* Begin INFORMATION GIVEN *

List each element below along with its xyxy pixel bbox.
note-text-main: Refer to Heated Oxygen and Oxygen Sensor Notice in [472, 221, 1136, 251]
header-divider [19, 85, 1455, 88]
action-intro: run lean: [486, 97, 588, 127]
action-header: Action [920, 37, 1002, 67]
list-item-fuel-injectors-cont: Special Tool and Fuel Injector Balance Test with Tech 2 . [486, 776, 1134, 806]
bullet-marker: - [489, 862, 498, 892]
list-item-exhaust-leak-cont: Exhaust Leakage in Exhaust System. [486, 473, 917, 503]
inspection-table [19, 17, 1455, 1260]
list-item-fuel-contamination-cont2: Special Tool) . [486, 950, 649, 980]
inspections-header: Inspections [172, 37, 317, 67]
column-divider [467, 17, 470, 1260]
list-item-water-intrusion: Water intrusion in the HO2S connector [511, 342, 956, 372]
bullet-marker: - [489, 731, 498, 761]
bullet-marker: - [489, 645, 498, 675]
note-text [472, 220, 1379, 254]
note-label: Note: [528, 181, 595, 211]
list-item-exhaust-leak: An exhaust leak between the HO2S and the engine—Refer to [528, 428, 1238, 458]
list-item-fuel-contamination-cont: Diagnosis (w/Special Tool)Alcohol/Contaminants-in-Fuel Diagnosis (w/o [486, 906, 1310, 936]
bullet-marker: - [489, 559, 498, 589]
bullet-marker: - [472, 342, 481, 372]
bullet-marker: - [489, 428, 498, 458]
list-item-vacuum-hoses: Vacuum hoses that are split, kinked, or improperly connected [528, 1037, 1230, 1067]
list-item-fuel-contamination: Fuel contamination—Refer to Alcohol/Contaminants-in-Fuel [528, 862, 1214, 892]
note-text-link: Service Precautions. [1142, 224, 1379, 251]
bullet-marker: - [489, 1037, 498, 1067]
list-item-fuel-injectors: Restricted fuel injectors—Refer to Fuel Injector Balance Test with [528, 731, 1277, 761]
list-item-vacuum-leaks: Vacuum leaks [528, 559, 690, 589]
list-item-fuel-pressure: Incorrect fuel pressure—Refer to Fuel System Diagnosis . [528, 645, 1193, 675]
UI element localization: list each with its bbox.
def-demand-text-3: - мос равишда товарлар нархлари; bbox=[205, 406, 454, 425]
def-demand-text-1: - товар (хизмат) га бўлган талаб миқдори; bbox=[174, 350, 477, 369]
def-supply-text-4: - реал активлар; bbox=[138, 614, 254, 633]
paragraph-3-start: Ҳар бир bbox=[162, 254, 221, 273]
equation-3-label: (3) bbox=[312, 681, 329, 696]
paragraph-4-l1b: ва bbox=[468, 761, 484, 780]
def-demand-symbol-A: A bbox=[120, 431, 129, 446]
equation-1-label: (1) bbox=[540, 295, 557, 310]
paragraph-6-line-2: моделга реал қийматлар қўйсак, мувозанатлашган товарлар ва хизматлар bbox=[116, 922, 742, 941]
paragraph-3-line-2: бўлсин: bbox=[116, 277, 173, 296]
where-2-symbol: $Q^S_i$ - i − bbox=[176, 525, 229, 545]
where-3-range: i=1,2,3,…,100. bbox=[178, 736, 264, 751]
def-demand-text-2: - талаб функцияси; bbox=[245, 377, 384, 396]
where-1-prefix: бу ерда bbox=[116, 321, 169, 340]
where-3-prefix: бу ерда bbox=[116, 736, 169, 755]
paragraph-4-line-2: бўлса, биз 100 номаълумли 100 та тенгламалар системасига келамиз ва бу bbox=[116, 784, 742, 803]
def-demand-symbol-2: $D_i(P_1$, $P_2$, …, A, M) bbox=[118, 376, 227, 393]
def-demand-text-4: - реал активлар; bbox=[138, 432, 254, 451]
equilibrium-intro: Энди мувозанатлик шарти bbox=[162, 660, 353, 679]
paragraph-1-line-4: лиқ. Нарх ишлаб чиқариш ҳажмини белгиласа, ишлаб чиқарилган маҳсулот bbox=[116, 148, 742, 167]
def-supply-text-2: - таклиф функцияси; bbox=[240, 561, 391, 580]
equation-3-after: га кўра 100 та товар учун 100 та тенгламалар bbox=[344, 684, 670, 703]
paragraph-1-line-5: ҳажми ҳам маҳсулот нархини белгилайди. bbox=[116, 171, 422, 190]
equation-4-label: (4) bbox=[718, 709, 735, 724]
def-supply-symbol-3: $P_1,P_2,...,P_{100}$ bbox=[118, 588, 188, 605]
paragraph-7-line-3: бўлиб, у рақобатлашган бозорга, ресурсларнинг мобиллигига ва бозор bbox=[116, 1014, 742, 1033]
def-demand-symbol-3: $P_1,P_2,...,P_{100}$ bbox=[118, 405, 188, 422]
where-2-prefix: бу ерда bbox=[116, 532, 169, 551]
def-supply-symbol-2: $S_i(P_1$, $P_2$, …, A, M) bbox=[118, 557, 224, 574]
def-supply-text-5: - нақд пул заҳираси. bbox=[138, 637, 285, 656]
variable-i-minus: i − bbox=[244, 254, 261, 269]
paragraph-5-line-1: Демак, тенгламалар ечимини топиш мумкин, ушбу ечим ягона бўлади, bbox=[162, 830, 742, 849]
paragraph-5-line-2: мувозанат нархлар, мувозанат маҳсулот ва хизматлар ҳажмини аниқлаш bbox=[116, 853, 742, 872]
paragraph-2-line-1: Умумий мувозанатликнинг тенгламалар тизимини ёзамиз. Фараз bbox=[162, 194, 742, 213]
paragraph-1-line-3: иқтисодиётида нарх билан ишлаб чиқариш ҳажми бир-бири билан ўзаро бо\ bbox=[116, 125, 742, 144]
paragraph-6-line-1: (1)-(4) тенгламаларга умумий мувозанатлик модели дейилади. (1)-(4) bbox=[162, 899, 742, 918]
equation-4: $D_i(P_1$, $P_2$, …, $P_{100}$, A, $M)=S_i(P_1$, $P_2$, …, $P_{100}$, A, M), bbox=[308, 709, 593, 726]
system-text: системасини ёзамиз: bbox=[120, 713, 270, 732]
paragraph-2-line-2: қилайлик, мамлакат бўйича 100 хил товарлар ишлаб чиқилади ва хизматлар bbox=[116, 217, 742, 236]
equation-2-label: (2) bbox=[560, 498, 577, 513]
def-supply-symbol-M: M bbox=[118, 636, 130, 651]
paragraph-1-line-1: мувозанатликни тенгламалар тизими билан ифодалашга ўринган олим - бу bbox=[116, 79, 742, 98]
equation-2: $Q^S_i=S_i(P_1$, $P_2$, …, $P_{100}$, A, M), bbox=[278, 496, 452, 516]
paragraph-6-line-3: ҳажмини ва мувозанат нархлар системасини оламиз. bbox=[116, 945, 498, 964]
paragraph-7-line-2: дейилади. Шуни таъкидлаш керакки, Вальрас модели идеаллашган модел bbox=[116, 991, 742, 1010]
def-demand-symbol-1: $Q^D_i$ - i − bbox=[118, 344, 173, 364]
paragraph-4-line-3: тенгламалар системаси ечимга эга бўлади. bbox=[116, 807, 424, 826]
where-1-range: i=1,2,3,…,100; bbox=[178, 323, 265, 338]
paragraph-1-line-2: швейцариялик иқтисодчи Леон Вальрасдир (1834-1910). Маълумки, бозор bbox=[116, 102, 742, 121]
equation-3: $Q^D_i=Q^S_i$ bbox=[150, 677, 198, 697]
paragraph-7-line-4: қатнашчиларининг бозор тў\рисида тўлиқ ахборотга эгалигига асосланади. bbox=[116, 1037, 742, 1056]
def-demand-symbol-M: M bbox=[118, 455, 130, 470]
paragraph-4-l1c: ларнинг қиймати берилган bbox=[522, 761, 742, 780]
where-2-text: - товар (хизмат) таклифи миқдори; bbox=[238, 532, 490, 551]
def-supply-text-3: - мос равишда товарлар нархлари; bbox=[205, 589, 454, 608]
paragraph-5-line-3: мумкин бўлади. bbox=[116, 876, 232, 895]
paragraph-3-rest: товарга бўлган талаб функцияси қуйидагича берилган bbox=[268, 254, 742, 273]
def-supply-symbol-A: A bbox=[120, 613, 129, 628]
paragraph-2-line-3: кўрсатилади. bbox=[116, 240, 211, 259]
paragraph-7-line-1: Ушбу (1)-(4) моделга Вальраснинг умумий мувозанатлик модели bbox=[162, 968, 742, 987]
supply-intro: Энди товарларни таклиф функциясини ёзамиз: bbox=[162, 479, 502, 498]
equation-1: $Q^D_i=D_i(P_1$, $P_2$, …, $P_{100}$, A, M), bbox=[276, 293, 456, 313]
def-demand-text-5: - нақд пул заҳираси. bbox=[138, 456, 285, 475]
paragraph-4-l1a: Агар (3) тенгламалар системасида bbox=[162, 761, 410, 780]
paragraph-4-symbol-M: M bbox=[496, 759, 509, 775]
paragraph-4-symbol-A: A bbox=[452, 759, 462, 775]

* End INFORMATION GIVEN *

# THE PROBLEM
Edit the listing from its first line down through the line containing "inspection-table [19, 17, 1455, 1260]", changing "Exhaust Leakage" to "Exhaust Leak", and give those lines back with nothing else altered.

# IN RESPONSE
List each element below along with its xyxy pixel bbox.
note-text-main: Refer to Heated Oxygen and Oxygen Sensor Notice in [472, 221, 1136, 251]
header-divider [19, 85, 1455, 88]
action-intro: run lean: [486, 97, 588, 127]
action-header: Action [920, 37, 1002, 67]
list-item-fuel-injectors-cont: Special Tool and Fuel Injector Balance Test with Tech 2 . [486, 776, 1134, 806]
bullet-marker: - [489, 862, 498, 892]
list-item-exhaust-leak-cont: Exhaust Leak in Exhaust System. [486, 473, 917, 503]
inspection-table [19, 17, 1455, 1260]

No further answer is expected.